__Your goal__: Count the lines in the entries below that include the word "gmail". Give nothing but the number.

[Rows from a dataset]
○ ○ ○ ○

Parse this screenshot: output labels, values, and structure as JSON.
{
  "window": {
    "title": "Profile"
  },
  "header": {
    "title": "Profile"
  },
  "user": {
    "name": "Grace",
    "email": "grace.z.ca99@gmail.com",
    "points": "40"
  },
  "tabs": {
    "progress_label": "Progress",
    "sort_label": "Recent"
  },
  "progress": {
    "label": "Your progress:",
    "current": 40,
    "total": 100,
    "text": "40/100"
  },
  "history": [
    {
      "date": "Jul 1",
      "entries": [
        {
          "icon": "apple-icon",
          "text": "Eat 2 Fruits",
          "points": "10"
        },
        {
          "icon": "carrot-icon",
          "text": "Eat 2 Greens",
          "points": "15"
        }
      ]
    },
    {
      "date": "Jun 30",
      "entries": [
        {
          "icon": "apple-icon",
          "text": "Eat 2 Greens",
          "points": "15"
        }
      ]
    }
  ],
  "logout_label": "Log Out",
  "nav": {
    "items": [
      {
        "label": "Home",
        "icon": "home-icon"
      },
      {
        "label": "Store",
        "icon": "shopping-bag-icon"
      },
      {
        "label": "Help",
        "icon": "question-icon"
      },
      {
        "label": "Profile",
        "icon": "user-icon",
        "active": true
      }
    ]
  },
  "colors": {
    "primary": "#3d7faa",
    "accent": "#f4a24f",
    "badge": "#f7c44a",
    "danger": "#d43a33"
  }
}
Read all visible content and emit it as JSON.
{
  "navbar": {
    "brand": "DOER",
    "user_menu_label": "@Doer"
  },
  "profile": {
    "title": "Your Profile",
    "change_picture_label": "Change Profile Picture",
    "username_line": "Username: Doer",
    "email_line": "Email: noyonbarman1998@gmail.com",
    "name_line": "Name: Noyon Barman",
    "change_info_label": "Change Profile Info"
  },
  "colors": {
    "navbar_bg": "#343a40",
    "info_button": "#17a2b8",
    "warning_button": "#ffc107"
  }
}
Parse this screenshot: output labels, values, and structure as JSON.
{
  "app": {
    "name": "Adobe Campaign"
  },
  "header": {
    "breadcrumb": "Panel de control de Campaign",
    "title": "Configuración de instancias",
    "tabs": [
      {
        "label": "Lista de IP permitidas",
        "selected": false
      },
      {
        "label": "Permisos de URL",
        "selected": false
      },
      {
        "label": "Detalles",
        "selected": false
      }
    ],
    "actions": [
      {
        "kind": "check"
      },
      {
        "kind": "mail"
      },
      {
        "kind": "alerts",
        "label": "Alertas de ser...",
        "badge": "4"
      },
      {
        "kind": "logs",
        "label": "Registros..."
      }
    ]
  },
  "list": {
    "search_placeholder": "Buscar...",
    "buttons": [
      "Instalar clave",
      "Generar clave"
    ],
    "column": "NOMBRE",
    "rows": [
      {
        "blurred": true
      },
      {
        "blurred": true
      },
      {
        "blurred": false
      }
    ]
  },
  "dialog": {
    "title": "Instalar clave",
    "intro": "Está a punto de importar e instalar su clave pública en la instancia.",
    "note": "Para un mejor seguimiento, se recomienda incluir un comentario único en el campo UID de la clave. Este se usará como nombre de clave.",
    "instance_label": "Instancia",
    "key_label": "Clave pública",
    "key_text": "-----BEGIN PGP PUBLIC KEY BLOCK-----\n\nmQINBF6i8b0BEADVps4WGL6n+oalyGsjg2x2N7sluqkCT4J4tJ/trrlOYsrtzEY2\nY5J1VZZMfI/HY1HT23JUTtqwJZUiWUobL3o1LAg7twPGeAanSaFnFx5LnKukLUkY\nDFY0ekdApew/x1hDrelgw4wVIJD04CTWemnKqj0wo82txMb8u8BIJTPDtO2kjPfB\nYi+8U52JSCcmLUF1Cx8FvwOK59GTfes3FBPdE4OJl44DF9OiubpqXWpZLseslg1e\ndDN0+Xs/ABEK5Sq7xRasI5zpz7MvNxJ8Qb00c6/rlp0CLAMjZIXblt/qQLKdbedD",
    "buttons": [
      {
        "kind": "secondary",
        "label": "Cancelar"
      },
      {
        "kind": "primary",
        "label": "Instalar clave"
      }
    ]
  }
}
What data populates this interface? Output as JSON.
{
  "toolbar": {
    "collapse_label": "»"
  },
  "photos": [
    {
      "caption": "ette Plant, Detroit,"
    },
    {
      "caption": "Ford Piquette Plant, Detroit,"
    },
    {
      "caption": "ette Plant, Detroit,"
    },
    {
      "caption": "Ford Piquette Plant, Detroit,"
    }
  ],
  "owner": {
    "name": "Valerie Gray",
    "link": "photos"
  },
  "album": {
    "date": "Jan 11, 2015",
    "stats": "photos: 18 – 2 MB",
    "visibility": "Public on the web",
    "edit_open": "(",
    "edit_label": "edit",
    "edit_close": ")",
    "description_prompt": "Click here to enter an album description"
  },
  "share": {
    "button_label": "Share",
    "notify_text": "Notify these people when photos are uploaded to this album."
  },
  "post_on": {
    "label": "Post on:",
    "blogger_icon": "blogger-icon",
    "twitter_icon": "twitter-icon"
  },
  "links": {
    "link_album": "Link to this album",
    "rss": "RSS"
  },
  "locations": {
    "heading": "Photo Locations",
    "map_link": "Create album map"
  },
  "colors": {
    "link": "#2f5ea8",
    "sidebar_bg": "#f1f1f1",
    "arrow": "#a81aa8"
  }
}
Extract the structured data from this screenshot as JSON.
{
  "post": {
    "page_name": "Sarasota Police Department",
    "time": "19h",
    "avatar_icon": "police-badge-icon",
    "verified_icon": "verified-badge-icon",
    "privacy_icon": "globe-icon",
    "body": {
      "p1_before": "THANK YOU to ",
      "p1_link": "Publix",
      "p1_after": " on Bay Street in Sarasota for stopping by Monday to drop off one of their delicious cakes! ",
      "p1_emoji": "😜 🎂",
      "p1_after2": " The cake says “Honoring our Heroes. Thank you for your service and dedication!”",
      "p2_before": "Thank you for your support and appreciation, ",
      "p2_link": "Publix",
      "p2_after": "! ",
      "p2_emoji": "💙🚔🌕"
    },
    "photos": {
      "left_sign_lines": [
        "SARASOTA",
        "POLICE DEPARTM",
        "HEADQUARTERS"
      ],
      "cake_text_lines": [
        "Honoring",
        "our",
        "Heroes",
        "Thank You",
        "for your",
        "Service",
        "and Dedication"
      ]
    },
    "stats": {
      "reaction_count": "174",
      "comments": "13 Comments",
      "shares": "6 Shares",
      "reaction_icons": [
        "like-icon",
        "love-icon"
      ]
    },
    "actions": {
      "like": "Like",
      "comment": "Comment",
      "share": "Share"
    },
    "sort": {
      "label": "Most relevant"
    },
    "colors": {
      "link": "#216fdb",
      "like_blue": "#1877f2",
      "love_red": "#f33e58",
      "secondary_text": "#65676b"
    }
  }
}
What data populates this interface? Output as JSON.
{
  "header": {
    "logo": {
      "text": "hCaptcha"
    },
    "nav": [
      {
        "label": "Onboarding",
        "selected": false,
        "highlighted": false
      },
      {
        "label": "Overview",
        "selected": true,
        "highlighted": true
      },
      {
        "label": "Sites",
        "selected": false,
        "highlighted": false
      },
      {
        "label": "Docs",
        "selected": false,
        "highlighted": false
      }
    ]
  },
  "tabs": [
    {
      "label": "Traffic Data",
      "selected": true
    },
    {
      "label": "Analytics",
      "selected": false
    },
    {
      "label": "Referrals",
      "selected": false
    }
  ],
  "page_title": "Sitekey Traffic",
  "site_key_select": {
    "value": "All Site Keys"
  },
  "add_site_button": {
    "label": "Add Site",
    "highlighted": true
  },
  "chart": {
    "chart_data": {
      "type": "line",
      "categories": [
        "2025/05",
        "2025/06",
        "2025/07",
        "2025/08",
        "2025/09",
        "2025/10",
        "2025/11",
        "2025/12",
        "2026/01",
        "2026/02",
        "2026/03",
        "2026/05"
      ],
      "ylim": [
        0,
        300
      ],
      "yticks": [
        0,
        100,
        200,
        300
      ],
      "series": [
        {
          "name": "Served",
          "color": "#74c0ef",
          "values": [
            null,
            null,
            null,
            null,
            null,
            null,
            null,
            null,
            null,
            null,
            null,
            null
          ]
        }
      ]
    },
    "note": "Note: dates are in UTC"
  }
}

○ ○ ○ ○

__Full output__: 2